> _Stated exercise_:
Copy each line of the data below with the word "колледжа".

Stored data
===

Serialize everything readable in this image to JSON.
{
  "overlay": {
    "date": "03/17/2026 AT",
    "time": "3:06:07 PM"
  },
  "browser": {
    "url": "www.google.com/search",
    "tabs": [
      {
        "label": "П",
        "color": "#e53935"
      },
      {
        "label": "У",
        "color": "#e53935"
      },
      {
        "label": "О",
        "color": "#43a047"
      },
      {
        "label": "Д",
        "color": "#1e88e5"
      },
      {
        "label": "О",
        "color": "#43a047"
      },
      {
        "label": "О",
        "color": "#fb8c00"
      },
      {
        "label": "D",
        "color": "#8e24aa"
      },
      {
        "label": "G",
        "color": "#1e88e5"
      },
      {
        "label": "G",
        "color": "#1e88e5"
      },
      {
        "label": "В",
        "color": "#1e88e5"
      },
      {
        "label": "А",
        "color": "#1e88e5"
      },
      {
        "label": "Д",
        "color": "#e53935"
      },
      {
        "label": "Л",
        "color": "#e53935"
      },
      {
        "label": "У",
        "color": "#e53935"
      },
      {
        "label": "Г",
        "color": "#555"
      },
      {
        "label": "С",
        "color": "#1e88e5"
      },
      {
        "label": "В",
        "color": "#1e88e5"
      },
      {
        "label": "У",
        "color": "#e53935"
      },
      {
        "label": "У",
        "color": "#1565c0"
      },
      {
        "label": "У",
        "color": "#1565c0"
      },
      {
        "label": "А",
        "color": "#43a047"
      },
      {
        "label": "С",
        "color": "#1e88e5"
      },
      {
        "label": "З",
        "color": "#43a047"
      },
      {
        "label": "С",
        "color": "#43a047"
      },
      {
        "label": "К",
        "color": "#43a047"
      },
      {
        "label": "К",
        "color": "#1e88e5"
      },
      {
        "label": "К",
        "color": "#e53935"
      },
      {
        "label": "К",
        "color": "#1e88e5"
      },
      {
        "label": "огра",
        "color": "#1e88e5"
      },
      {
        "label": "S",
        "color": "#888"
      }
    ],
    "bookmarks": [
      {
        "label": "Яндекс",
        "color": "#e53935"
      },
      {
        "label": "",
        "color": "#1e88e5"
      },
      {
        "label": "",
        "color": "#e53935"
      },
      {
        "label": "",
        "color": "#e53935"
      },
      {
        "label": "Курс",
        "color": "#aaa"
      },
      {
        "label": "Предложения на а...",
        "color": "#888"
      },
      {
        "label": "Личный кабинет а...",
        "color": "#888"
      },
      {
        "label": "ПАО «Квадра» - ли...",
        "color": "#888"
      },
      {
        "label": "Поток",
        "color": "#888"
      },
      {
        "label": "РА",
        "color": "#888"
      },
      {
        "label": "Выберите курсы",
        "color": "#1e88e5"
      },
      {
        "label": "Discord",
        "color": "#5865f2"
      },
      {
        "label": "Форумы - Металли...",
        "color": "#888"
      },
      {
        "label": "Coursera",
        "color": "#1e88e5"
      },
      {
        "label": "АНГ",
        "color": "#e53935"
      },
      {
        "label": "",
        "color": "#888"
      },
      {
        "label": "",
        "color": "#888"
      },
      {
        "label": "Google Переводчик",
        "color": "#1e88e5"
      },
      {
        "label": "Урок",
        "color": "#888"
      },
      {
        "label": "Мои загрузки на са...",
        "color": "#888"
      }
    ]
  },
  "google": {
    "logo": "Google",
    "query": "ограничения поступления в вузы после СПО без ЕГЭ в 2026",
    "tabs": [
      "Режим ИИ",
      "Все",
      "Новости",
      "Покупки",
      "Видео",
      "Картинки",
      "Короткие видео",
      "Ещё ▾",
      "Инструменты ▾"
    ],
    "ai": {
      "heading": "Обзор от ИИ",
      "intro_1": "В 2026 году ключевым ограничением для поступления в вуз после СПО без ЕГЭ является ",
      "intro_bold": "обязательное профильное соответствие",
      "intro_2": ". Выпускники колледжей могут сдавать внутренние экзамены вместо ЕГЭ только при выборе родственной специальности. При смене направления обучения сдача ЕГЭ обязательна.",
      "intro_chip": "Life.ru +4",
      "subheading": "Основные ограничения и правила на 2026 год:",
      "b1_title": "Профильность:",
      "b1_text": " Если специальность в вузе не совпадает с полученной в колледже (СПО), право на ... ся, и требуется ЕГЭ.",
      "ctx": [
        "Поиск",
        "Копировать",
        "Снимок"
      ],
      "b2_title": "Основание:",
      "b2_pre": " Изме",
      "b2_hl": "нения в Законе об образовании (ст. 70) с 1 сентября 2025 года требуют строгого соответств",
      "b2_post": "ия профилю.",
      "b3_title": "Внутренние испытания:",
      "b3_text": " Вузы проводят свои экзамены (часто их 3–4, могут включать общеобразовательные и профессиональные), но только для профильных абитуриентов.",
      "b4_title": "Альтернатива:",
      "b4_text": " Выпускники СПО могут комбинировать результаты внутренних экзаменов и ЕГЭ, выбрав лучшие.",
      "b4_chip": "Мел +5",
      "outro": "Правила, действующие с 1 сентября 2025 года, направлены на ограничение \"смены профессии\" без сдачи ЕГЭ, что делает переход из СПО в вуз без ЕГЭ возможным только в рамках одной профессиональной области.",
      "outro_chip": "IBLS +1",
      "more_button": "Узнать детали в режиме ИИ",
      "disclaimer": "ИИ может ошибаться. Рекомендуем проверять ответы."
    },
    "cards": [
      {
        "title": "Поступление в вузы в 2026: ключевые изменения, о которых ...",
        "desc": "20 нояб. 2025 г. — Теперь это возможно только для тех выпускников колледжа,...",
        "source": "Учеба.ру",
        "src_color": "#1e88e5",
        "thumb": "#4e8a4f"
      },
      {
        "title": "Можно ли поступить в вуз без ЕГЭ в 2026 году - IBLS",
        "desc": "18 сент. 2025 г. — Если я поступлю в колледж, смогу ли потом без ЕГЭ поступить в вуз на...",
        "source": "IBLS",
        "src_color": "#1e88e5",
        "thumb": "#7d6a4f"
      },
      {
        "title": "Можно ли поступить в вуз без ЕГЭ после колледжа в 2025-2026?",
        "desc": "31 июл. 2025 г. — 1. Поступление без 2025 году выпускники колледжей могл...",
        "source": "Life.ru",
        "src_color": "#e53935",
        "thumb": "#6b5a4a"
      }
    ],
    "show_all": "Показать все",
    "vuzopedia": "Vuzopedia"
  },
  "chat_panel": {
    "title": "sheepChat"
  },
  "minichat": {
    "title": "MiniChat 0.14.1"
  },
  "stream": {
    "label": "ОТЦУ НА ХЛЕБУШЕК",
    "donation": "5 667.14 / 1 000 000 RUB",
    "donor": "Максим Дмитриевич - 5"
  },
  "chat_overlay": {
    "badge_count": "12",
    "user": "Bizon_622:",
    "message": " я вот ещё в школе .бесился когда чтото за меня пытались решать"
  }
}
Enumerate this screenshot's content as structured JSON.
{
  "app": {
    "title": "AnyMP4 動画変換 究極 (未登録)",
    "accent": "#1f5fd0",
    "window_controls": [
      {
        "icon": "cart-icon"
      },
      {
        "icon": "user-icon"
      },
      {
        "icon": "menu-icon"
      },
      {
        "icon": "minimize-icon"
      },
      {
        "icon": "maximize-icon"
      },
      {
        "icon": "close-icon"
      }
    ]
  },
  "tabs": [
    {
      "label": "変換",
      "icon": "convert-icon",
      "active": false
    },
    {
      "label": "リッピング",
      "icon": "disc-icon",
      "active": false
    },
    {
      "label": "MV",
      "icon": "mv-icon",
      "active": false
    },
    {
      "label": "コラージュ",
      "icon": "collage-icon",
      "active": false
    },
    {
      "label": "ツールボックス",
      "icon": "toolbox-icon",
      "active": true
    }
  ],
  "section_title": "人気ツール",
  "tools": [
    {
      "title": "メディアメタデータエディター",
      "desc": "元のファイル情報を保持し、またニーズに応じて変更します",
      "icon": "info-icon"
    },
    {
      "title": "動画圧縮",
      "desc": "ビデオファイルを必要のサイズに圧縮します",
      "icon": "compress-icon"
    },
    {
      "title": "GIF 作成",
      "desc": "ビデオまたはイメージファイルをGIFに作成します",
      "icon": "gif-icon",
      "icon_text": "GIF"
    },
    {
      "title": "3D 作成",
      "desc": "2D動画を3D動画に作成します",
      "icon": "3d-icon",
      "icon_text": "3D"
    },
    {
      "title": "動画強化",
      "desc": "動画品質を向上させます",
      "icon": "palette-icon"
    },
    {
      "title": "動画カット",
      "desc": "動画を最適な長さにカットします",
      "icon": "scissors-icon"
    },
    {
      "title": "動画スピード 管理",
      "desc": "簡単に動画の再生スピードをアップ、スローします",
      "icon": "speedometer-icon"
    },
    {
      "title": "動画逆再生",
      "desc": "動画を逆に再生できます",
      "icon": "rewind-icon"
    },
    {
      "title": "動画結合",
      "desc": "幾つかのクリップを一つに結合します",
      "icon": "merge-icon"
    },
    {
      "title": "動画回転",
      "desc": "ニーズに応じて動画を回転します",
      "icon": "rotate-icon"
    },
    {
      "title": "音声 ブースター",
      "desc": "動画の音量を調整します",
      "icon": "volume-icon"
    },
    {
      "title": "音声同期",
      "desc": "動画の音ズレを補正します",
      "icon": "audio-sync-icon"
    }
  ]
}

===

> _Result below_:
        "desc": "20 нояб. 2025 г. — Теперь это возможно только для тех выпускников колледжа,...",
        "title": "Можно ли поступить в вуз без ЕГЭ после колледжа в 2025-2026?",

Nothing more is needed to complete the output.